- _Written instruction_
Would you restate all the data that follows, word for word?

- _Given data_
+===+

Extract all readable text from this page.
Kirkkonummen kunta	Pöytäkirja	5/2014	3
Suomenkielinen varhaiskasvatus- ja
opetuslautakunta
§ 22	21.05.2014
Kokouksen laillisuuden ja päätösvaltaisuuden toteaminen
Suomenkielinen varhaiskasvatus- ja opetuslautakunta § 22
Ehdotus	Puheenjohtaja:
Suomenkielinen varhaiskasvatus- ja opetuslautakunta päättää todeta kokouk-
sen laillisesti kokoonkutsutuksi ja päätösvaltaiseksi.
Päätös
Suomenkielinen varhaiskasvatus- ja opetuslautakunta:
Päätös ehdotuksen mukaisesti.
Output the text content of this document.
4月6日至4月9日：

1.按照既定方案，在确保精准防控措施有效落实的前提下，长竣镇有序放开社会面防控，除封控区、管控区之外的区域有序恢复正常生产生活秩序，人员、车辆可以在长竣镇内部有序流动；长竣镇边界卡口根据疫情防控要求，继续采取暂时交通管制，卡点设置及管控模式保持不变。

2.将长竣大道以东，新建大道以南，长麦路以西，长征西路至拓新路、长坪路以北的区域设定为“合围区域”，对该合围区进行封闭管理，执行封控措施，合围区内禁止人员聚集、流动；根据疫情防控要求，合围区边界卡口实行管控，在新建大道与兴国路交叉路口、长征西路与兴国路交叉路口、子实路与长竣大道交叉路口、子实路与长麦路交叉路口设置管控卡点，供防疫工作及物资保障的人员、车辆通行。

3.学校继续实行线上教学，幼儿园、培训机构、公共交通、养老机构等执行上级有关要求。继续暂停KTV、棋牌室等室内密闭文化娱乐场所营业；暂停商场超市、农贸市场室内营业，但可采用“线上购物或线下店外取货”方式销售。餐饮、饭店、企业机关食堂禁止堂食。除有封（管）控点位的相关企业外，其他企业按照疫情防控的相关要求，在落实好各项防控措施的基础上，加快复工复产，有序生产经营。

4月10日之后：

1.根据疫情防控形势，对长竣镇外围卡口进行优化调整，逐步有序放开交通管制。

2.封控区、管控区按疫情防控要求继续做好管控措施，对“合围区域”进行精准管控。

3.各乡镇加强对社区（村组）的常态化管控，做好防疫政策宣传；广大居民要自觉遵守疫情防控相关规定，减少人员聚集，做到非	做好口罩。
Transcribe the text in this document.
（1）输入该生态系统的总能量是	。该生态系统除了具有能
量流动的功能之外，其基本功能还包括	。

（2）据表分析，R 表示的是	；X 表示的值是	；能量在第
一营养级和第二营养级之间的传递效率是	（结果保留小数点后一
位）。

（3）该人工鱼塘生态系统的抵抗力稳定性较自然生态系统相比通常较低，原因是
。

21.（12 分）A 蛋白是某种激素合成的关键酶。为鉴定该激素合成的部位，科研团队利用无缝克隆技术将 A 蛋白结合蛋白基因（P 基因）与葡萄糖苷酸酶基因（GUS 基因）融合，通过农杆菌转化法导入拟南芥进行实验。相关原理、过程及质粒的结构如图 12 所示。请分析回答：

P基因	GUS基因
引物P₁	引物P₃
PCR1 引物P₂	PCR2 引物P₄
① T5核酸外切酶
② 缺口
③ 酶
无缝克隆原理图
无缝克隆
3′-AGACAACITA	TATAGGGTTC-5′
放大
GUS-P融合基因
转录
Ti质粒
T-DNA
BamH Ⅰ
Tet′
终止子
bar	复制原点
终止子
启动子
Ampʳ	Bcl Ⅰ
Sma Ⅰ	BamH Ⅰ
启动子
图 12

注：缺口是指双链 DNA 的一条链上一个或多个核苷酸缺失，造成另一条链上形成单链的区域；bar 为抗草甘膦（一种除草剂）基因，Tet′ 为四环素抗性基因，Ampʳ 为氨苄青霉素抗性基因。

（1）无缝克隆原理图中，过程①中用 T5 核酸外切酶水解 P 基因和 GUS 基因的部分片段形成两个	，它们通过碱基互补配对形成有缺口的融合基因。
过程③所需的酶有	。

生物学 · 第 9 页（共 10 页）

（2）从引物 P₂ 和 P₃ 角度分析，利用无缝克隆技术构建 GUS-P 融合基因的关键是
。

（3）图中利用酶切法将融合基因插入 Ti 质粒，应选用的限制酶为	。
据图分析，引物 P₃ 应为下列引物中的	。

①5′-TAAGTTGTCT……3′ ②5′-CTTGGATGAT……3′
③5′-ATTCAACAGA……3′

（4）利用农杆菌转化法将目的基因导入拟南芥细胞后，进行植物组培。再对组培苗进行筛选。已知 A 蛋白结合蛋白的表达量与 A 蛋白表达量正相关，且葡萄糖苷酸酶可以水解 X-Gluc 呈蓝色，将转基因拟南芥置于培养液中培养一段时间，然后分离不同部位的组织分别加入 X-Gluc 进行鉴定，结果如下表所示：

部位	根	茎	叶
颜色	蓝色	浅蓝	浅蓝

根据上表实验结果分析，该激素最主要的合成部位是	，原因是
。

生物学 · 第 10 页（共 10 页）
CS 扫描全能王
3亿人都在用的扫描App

+===+

- _Reply_
Extract all readable text from this page.
Kirkkonummen kunta	Pöytäkirja	5/2014	3
Suomenkielinen varhaiskasvatus- ja
opetuslautakunta
§ 22	21.05.2014
Kokouksen laillisuuden ja päätösvaltaisuuden toteaminen
Suomenkielinen varhaiskasvatus- ja opetuslautakunta § 22
Ehdotus	Puheenjohtaja:
Suomenkielinen varhaiskasvatus- ja opetuslautakunta päättää todeta kokouk-
sen laillisesti kokoonkutsutuksi ja päätösvaltaiseksi.
Päätös
Suomenkielinen varhaiskasvatus- ja opetuslautakunta:
Päätös ehdotuksen mukaisesti.
Output the text content of this document.
4月6日至4月9日：

1.按照既定方案，在确保精准防控措施有效落实的前提下，长竣镇有序放开社会面防控，除封控区、管控区之外的区域有序恢复正常生产生活秩序，人员、车辆可以在长竣镇内部有序流动；长竣镇边界卡口根据疫情防控要求，继续采取暂时交通管制，卡点设置及管控模式保持不变。

2.将长竣大道以东，新建大道以南，长麦路以西，长征西路至拓新路、长坪路以北的区域设定为“合围区域”，对该合围区进行封闭管理，执行封控措施，合围区内禁止人员聚集、流动；根据疫情防控要求，合围区边界卡口实行管控，在新建大道与兴国路交叉路口、长征西路与兴国路交叉路口、子实路与长竣大道交叉路口、子实路与长麦路交叉路口设置管控卡点，供防疫工作及物资保障的人员、车辆通行。

3.学校继续实行线上教学，幼儿园、培训机构、公共交通、养老机构等执行上级有关要求。继续暂停KTV、棋牌室等室内密闭文化娱乐场所营业；暂停商场超市、农贸市场室内营业，但可采用“线上购物或线下店外取货”方式销售。餐饮、饭店、企业机关食堂禁止堂食。除有封（管）控点位的相关企业外，其他企业按照疫情防控的相关要求，在落实好各项防控措施的基础上，加快复工复产，有序生产经营。

4月10日之后：

1.根据疫情防控形势，对长竣镇外围卡口进行优化调整，逐步有序放开交通管制。

2.封控区、管控区按疫情防控要求继续做好管控措施，对“合围区域”进行精准管控。

3.各乡镇加强对社区（村组）的常态化管控，做好防疫政策宣传；广大居民要自觉遵守疫情防控相关规定，减少人员聚集，做到非	做好口罩。
Transcribe the text in this document.
（1）输入该生态系统的总能量是	。该生态系统除了具有能
量流动的功能之外，其基本功能还包括	。

（2）据表分析，R 表示的是	；X 表示的值是	；能量在第
一营养级和第二营养级之间的传递效率是	（结果保留小数点后一
位）。

（3）该人工鱼塘生态系统的抵抗力稳定性较自然生态系统相比通常较低，原因是
。

21.（12 分）A 蛋白是某种激素合成的关键酶。为鉴定该激素合成的部位，科研团队利用无缝克隆技术将 A 蛋白结合蛋白基因（P 基因）与葡萄糖苷酸酶基因（GUS 基因）融合，通过农杆菌转化法导入拟南芥进行实验。相关原理、过程及质粒的结构如图 12 所示。请分析回答：

P基因	GUS基因
引物P₁	引物P₃
PCR1 引物P₂	PCR2 引物P₄
① T5核酸外切酶
② 缺口
③ 酶
无缝克隆原理图
无缝克隆
3′-AGACAACITA	TATAGGGTTC-5′
放大
GUS-P融合基因
转录
Ti质粒
T-DNA
BamH Ⅰ
Tet′
终止子
bar	复制原点
终止子
启动子
Ampʳ	Bcl Ⅰ
Sma Ⅰ	BamH Ⅰ
启动子
图 12

注：缺口是指双链 DNA 的一条链上一个或多个核苷酸缺失，造成另一条链上形成单链的区域；bar 为抗草甘膦（一种除草剂）基因，Tet′ 为四环素抗性基因，Ampʳ 为氨苄青霉素抗性基因。

（1）无缝克隆原理图中，过程①中用 T5 核酸外切酶水解 P 基因和 GUS 基因的部分片段形成两个	，它们通过碱基互补配对形成有缺口的融合基因。
过程③所需的酶有	。

生物学 · 第 9 页（共 10 页）

（2）从引物 P₂ 和 P₃ 角度分析，利用无缝克隆技术构建 GUS-P 融合基因的关键是
。

（3）图中利用酶切法将融合基因插入 Ti 质粒，应选用的限制酶为	。
据图分析，引物 P₃ 应为下列引物中的	。

①5′-TAAGTTGTCT……3′ ②5′-CTTGGATGAT……3′
③5′-ATTCAACAGA……3′

（4）利用农杆菌转化法将目的基因导入拟南芥细胞后，进行植物组培。再对组培苗进行筛选。已知 A 蛋白结合蛋白的表达量与 A 蛋白表达量正相关，且葡萄糖苷酸酶可以水解 X-Gluc 呈蓝色，将转基因拟南芥置于培养液中培养一段时间，然后分离不同部位的组织分别加入 X-Gluc 进行鉴定，结果如下表所示：

部位	根	茎	叶
颜色	蓝色	浅蓝	浅蓝

根据上表实验结果分析，该激素最主要的合成部位是	，原因是
。

生物学 · 第 10 页（共 10 页）
CS 扫描全能王
3亿人都在用的扫描App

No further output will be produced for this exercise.